##### Supplied records #####
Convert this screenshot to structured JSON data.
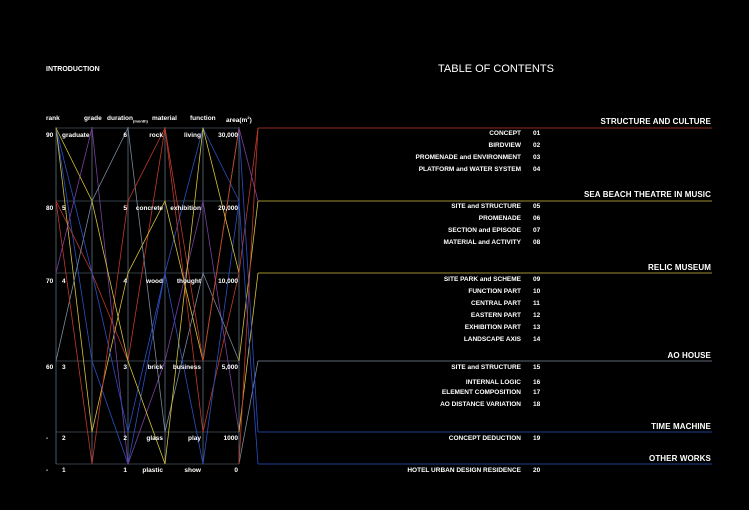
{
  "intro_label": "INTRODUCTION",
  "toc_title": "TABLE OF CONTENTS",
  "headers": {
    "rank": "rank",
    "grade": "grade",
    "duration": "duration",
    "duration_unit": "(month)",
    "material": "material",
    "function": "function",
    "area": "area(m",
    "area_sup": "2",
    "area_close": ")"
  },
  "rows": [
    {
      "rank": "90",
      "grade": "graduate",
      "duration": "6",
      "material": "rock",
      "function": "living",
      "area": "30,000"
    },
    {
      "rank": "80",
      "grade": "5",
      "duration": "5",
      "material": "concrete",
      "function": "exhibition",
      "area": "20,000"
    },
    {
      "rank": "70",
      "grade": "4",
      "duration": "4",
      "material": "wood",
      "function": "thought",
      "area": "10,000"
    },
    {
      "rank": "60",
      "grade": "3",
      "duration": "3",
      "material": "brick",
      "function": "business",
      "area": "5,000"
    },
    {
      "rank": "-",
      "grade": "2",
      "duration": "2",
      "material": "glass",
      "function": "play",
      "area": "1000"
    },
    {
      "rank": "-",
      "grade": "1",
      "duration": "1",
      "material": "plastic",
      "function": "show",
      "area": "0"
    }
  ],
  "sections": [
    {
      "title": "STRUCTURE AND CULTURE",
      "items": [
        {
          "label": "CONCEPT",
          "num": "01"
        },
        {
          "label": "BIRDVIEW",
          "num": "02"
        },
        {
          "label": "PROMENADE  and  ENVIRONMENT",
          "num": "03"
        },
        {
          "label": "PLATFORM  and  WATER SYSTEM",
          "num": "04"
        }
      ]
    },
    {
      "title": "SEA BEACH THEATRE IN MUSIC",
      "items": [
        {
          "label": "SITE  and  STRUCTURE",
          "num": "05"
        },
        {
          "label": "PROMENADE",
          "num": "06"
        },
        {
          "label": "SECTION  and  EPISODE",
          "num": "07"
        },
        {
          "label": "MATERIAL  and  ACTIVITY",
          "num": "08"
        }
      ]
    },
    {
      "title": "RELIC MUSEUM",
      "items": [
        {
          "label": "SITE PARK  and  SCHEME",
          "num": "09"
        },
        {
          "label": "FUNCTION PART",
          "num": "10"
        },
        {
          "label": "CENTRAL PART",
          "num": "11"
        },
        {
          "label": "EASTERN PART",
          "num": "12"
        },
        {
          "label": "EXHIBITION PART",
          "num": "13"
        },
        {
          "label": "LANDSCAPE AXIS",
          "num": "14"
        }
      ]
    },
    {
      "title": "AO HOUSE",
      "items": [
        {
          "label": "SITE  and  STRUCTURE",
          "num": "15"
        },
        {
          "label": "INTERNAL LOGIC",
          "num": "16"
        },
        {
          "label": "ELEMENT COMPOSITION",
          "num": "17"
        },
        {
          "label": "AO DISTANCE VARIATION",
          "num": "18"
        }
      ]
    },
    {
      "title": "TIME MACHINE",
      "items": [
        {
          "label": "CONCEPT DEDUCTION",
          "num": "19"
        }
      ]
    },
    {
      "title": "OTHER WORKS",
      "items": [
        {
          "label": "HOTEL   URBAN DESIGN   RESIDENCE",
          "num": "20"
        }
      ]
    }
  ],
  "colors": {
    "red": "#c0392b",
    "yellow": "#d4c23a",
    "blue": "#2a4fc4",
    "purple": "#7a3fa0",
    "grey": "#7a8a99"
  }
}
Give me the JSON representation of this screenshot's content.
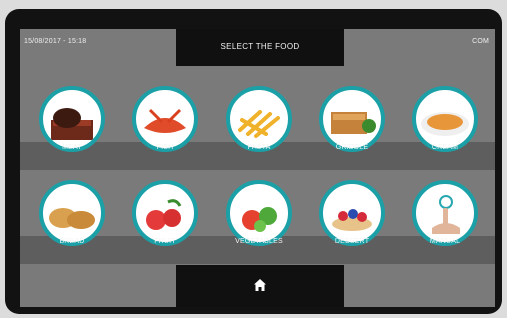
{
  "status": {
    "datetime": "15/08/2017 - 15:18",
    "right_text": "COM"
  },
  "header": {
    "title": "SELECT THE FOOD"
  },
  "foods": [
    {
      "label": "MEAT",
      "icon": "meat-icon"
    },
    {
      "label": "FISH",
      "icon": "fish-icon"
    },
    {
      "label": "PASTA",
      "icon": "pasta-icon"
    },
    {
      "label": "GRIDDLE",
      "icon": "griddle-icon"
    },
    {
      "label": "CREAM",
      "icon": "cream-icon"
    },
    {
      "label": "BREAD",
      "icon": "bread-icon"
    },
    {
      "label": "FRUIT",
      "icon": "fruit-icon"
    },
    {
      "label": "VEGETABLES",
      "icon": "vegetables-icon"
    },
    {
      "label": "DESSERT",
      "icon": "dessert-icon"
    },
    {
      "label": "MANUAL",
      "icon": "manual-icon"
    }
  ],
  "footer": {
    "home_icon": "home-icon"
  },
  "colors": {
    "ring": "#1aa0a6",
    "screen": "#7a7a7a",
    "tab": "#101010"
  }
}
#####
--- Aim of the exercise ---
Go back to the records above and write them out exactly, without the pictures.

--- Written answer ---
Convert this screenshot to structured JSON data.
{
  "intro_label": "INTRODUCTION",
  "toc_title": "TABLE OF CONTENTS",
  "headers": {
    "rank": "rank",
    "grade": "grade",
    "duration": "duration",
    "duration_unit": "(month)",
    "material": "material",
    "function": "function",
    "area": "area(m",
    "area_sup": "2",
    "area_close": ")"
  },
  "rows": [
    {
      "rank": "90",
      "grade": "graduate",
      "duration": "6",
      "material": "rock",
      "function": "living",
      "area": "30,000"
    },
    {
      "rank": "80",
      "grade": "5",
      "duration": "5",
      "material": "concrete",
      "function": "exhibition",
      "area": "20,000"
    },
    {
      "rank": "70",
      "grade": "4",
      "duration": "4",
      "material": "wood",
      "function": "thought",
      "area": "10,000"
    },
    {
      "rank": "60",
      "grade": "3",
      "duration": "3",
      "material": "brick",
      "function": "business",
      "area": "5,000"
    },
    {
      "rank": "-",
      "grade": "2",
      "duration": "2",
      "material": "glass",
      "function": "play",
      "area": "1000"
    },
    {
      "rank": "-",
      "grade": "1",
      "duration": "1",
      "material": "plastic",
      "function": "show",
      "area": "0"
    }
  ],
  "sections": [
    {
      "title": "STRUCTURE AND CULTURE",
      "items": [
        {
          "label": "CONCEPT",
          "num": "01"
        },
        {
          "label": "BIRDVIEW",
          "num": "02"
        },
        {
          "label": "PROMENADE  and  ENVIRONMENT",
          "num": "03"
        },
        {
          "label": "PLATFORM  and  WATER SYSTEM",
          "num": "04"
        }
      ]
    },
    {
      "title": "SEA BEACH THEATRE IN MUSIC",
      "items": [
        {
          "label": "SITE  and  STRUCTURE",
          "num": "05"
        },
        {
          "label": "PROMENADE",
          "num": "06"
        },
        {
          "label": "SECTION  and  EPISODE",
          "num": "07"
        },
        {
          "label": "MATERIAL  and  ACTIVITY",
          "num": "08"
        }
      ]
    },
    {
      "title": "RELIC MUSEUM",
      "items": [
        {
          "label": "SITE PARK  and  SCHEME",
          "num": "09"
        },
        {
          "label": "FUNCTION PART",
          "num": "10"
        },
        {
          "label": "CENTRAL PART",
          "num": "11"
        },
        {
          "label": "EASTERN PART",
          "num": "12"
        },
        {
          "label": "EXHIBITION PART",
          "num": "13"
        },
        {
          "label": "LANDSCAPE AXIS",
          "num": "14"
        }
      ]
    },
    {
      "title": "AO HOUSE",
      "items": [
        {
          "label": "SITE  and  STRUCTURE",
          "num": "15"
        },
        {
          "label": "INTERNAL LOGIC",
          "num": "16"
        },
        {
          "label": "ELEMENT COMPOSITION",
          "num": "17"
        },
        {
          "label": "AO DISTANCE VARIATION",
          "num": "18"
        }
      ]
    },
    {
      "title": "TIME MACHINE",
      "items": [
        {
          "label": "CONCEPT DEDUCTION",
          "num": "19"
        }
      ]
    },
    {
      "title": "OTHER WORKS",
      "items": [
        {
          "label": "HOTEL   URBAN DESIGN   RESIDENCE",
          "num": "20"
        }
      ]
    }
  ],
  "colors": {
    "red": "#c0392b",
    "yellow": "#d4c23a",
    "blue": "#2a4fc4",
    "purple": "#7a3fa0",
    "grey": "#7a8a99"
  }
}
Give me the JSON representation of this screenshot's content.
{
  "status": {
    "datetime": "15/08/2017 - 15:18",
    "right_text": "COM"
  },
  "header": {
    "title": "SELECT THE FOOD"
  },
  "foods": [
    {
      "label": "MEAT",
      "icon": "meat-icon"
    },
    {
      "label": "FISH",
      "icon": "fish-icon"
    },
    {
      "label": "PASTA",
      "icon": "pasta-icon"
    },
    {
      "label": "GRIDDLE",
      "icon": "griddle-icon"
    },
    {
      "label": "CREAM",
      "icon": "cream-icon"
    },
    {
      "label": "BREAD",
      "icon": "bread-icon"
    },
    {
      "label": "FRUIT",
      "icon": "fruit-icon"
    },
    {
      "label": "VEGETABLES",
      "icon": "vegetables-icon"
    },
    {
      "label": "DESSERT",
      "icon": "dessert-icon"
    },
    {
      "label": "MANUAL",
      "icon": "manual-icon"
    }
  ],
  "footer": {
    "home_icon": "home-icon"
  },
  "colors": {
    "ring": "#1aa0a6",
    "screen": "#7a7a7a",
    "tab": "#101010"
  }
}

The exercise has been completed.